Work to be completed
Copy out the lines that include the word "page".
-- Raw data start --
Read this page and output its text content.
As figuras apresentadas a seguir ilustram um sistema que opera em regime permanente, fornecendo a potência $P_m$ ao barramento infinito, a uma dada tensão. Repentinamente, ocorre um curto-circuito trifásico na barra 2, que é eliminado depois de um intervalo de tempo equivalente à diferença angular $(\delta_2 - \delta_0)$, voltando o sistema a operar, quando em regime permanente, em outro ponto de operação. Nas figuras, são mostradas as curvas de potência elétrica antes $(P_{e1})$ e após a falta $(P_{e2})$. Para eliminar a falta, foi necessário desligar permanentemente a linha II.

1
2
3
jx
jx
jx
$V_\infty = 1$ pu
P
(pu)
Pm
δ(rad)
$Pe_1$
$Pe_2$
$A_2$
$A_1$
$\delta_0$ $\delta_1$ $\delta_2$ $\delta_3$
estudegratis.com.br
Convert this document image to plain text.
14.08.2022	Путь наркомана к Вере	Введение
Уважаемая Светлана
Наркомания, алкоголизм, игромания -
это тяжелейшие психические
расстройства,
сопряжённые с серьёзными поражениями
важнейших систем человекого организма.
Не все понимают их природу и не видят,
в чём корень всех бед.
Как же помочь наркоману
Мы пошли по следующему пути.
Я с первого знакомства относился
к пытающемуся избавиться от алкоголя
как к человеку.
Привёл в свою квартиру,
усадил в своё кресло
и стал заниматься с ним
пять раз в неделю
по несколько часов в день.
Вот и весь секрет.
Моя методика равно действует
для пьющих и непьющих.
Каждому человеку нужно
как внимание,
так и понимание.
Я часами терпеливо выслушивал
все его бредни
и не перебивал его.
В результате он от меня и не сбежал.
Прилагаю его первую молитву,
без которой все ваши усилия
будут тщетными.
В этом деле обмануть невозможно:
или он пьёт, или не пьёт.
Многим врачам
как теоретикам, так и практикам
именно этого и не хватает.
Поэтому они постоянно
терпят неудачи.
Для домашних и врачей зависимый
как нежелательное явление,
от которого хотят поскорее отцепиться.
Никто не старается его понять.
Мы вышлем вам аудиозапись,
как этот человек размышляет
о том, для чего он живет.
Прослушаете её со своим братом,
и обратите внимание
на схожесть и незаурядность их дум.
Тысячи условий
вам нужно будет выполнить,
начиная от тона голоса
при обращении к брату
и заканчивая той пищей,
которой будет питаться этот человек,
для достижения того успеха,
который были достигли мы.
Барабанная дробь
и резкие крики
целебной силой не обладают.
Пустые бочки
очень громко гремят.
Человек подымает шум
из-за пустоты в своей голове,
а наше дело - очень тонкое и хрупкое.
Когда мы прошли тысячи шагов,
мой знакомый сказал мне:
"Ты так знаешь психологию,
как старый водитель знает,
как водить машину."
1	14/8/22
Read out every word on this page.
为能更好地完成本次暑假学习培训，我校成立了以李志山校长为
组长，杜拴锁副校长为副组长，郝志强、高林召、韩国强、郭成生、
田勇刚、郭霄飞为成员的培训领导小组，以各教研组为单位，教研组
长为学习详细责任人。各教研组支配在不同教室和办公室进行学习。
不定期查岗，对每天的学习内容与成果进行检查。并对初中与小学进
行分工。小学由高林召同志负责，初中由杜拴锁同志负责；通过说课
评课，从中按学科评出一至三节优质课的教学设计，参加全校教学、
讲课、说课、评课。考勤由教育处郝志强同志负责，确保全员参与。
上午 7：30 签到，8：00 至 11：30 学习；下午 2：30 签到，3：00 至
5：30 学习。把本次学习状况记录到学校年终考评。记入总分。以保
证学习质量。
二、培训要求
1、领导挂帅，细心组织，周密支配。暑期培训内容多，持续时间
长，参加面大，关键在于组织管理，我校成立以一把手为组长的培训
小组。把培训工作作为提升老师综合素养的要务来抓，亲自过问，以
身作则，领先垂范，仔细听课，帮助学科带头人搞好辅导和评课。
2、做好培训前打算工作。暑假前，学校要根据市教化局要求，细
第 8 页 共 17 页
-- Raw data end --
Solved exercise
Read this page and output its text content.
Read out every word on this page.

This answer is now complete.